* **STATED TASK**
Type out the material below exactly.

* **RECORD LIST**
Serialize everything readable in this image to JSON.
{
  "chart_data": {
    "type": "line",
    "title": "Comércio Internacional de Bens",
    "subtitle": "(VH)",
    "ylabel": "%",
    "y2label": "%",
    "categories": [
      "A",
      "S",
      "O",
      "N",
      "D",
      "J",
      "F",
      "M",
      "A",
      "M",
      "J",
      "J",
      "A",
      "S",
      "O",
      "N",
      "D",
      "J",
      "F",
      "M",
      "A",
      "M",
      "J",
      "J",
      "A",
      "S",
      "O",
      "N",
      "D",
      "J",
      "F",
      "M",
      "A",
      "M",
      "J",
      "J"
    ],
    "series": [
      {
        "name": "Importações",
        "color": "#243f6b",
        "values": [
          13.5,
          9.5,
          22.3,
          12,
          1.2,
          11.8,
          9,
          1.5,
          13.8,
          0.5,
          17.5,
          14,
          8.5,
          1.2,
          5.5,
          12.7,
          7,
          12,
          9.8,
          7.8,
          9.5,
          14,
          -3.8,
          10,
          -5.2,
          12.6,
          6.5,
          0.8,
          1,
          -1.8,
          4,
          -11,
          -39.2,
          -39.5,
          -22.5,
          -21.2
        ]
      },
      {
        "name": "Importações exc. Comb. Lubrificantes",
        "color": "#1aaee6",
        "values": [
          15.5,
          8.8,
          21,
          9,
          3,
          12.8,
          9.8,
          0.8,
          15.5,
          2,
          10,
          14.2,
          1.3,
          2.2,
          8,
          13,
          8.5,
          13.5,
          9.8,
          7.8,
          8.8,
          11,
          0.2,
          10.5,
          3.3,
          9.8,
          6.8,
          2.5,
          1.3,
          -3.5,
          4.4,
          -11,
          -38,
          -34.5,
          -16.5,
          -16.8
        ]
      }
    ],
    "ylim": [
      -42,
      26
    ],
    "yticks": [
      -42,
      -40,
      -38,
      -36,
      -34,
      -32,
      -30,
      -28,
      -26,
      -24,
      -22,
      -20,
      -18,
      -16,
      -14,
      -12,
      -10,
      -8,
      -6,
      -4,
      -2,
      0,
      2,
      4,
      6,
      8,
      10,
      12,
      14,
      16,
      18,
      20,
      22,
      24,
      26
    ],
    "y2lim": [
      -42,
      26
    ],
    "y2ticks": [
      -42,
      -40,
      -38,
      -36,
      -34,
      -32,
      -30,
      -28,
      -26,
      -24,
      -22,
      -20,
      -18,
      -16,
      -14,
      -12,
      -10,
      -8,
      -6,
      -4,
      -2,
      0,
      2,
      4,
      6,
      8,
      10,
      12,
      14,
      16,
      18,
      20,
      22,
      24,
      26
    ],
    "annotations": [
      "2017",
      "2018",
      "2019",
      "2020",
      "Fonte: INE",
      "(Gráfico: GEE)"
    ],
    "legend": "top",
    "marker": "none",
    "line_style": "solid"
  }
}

* **OUTPUT BELOW**
Serialize everything readable in this image to JSON.
{
  "chart_data": {
    "type": "line",
    "title": "Comércio Internacional de Bens",
    "subtitle": "(VH)",
    "ylabel": "%",
    "y2label": "%",
    "categories": [
      "A",
      "S",
      "O",
      "N",
      "D",
      "J",
      "F",
      "M",
      "A",
      "M",
      "J",
      "J",
      "A",
      "S",
      "O",
      "N",
      "D",
      "J",
      "F",
      "M",
      "A",
      "M",
      "J",
      "J",
      "A",
      "S",
      "O",
      "N",
      "D",
      "J",
      "F",
      "M",
      "A",
      "M",
      "J",
      "J"
    ],
    "series": [
      {
        "name": "Importações",
        "color": "#243f6b",
        "values": [
          13.5,
          9.5,
          22.3,
          12,
          1.2,
          11.8,
          9,
          1.5,
          13.8,
          0.5,
          17.5,
          14,
          8.5,
          1.2,
          5.5,
          12.7,
          7,
          12,
          9.8,
          7.8,
          9.5,
          14,
          -3.8,
          10,
          -5.2,
          12.6,
          6.5,
          0.8,
          1,
          -1.8,
          4,
          -11,
          -39.2,
          -39.5,
          -22.5,
          -21.2
        ]
      },
      {
        "name": "Importações exc. Comb. Lubrificantes",
        "color": "#1aaee6",
        "values": [
          15.5,
          8.8,
          21,
          9,
          3,
          12.8,
          9.8,
          0.8,
          15.5,
          2,
          10,
          14.2,
          1.3,
          2.2,
          8,
          13,
          8.5,
          13.5,
          9.8,
          7.8,
          8.8,
          11,
          0.2,
          10.5,
          3.3,
          9.8,
          6.8,
          2.5,
          1.3,
          -3.5,
          4.4,
          -11,
          -38,
          -34.5,
          -16.5,
          -16.8
        ]
      }
    ],
    "ylim": [
      -42,
      26
    ],
    "yticks": [
      -42,
      -40,
      -38,
      -36,
      -34,
      -32,
      -30,
      -28,
      -26,
      -24,
      -22,
      -20,
      -18,
      -16,
      -14,
      -12,
      -10,
      -8,
      -6,
      -4,
      -2,
      0,
      2,
      4,
      6,
      8,
      10,
      12,
      14,
      16,
      18,
      20,
      22,
      24,
      26
    ],
    "y2lim": [
      -42,
      26
    ],
    "y2ticks": [
      -42,
      -40,
      -38,
      -36,
      -34,
      -32,
      -30,
      -28,
      -26,
      -24,
      -22,
      -20,
      -18,
      -16,
      -14,
      -12,
      -10,
      -8,
      -6,
      -4,
      -2,
      0,
      2,
      4,
      6,
      8,
      10,
      12,
      14,
      16,
      18,
      20,
      22,
      24,
      26
    ],
    "annotations": [
      "2017",
      "2018",
      "2019",
      "2020",
      "Fonte: INE",
      "(Gráfico: GEE)"
    ],
    "legend": "top",
    "marker": "none",
    "line_style": "solid"
  }
}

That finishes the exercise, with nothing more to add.